>> start

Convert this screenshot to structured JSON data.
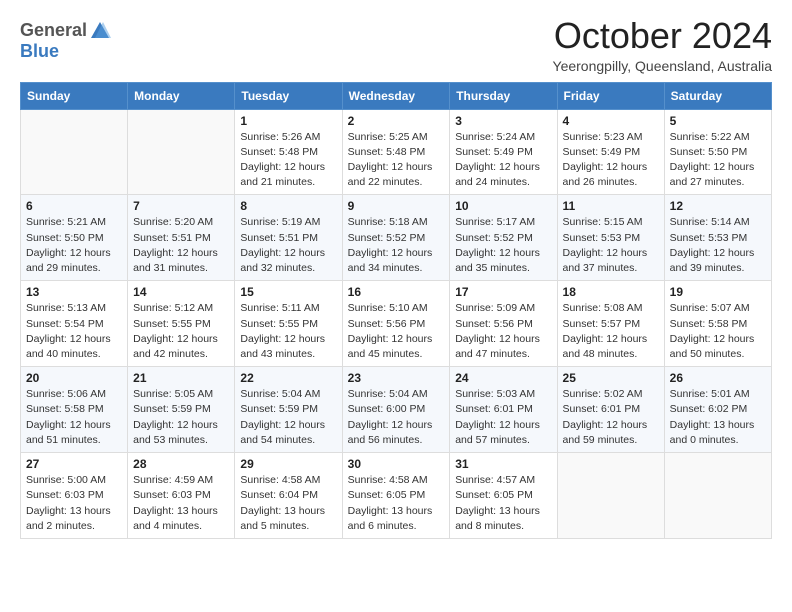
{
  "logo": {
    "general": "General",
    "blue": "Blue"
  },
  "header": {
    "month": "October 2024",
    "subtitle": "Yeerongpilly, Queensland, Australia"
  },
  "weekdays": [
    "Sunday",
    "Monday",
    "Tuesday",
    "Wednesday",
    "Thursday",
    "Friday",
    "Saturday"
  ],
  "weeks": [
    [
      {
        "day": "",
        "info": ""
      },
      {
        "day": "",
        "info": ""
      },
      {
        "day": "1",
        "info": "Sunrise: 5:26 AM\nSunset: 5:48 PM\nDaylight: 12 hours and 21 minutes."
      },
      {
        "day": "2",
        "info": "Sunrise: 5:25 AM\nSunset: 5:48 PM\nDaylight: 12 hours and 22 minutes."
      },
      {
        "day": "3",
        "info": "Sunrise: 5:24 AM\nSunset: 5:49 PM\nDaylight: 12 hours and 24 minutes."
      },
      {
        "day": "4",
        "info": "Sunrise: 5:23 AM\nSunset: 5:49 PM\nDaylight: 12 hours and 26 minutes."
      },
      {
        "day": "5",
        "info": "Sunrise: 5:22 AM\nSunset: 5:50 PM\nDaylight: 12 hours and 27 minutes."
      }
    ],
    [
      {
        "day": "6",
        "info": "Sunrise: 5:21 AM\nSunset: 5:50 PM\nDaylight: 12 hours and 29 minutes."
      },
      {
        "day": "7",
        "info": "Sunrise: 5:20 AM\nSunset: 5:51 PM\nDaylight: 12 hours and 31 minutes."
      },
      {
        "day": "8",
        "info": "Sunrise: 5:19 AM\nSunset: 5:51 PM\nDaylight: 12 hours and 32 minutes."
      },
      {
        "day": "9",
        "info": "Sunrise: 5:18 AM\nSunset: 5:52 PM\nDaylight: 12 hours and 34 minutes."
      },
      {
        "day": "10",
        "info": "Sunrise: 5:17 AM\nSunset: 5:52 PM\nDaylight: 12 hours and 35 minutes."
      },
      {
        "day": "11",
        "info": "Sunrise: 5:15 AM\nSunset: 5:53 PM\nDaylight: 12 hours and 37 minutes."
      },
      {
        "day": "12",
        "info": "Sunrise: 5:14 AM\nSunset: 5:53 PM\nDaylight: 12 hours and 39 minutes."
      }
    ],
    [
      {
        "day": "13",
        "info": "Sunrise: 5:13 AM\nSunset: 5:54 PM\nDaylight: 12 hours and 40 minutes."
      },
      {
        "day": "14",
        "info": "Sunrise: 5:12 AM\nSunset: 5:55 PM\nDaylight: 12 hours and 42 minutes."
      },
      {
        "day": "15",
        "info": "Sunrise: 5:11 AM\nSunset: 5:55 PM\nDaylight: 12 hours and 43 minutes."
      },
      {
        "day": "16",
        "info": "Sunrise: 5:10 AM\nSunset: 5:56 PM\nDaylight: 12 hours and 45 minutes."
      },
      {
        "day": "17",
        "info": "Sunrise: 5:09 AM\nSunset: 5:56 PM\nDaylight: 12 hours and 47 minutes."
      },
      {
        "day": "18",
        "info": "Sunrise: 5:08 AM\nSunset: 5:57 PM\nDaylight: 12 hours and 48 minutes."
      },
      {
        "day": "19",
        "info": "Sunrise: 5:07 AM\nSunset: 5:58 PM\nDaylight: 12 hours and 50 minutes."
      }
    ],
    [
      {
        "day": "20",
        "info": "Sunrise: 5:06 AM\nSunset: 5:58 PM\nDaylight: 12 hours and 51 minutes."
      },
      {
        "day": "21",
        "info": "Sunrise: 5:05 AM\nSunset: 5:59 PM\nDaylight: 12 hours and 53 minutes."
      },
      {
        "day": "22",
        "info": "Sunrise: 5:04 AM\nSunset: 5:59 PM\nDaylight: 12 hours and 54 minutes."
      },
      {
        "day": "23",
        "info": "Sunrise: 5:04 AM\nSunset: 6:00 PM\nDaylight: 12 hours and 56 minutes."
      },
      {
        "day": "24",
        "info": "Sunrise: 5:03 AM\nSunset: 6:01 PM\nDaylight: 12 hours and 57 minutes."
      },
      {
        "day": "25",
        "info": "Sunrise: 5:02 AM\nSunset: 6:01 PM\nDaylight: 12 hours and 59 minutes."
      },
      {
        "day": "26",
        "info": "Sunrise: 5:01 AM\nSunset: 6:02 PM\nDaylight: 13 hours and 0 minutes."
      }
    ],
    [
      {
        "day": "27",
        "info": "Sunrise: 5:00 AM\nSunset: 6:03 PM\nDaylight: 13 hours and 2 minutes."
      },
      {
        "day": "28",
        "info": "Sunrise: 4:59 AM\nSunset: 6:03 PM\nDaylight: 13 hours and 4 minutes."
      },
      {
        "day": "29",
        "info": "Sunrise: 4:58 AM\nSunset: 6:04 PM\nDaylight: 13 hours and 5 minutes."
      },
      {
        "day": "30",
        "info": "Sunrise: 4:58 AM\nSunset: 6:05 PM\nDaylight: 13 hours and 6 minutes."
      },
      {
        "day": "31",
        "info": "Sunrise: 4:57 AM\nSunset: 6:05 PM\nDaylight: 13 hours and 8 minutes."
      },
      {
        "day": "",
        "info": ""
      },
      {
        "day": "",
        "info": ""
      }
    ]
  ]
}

>> end
>> start

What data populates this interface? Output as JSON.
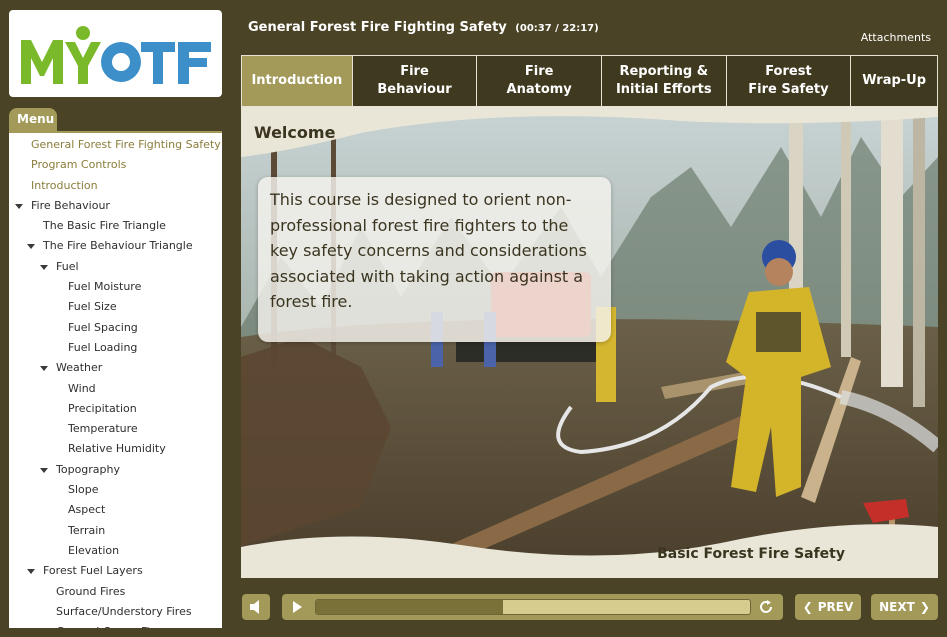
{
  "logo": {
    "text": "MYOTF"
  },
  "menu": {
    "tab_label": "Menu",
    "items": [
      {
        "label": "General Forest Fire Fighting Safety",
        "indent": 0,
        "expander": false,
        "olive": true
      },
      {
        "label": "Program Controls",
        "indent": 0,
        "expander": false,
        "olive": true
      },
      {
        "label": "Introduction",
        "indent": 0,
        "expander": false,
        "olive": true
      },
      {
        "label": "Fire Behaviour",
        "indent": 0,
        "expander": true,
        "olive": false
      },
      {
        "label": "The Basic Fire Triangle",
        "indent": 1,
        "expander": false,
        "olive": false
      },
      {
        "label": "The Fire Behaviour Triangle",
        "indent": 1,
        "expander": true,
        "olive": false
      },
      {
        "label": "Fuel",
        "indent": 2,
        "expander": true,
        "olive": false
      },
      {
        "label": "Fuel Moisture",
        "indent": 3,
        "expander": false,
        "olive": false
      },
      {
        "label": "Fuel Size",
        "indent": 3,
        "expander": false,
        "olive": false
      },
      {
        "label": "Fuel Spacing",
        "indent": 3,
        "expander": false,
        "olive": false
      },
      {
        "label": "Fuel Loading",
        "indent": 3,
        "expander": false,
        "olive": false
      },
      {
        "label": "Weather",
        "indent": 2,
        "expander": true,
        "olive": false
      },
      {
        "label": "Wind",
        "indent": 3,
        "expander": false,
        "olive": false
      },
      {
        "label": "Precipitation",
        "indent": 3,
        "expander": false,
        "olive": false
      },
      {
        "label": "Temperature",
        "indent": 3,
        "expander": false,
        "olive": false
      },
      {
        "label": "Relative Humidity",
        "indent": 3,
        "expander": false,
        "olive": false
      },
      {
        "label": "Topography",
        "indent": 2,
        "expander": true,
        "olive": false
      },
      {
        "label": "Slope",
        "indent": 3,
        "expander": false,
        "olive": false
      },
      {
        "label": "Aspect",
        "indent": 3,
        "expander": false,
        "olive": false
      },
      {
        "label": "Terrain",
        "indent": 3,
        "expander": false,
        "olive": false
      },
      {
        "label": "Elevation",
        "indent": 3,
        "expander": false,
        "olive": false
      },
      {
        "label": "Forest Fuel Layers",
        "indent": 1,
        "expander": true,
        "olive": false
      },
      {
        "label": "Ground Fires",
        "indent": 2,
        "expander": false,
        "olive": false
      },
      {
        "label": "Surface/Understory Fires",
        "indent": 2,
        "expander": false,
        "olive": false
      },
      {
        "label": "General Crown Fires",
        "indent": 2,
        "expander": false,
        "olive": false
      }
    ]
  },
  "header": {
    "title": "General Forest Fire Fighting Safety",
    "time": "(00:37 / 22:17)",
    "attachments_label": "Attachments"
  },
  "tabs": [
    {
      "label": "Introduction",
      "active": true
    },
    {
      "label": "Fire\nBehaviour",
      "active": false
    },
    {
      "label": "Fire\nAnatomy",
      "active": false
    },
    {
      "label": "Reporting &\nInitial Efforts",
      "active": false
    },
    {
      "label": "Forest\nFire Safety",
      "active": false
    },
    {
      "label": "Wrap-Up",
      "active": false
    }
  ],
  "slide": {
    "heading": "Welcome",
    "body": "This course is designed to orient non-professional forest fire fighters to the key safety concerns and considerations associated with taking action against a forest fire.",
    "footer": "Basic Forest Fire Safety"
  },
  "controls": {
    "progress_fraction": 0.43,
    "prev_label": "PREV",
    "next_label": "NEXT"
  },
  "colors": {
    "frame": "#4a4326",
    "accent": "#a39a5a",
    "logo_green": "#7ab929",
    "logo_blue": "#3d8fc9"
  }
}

>> end

Exercise goal:
Write out every line of the listing that holds the word "JSON".

Result:
Convert this screenshot to structured JSON data.
What data populates this interface? Output as JSON.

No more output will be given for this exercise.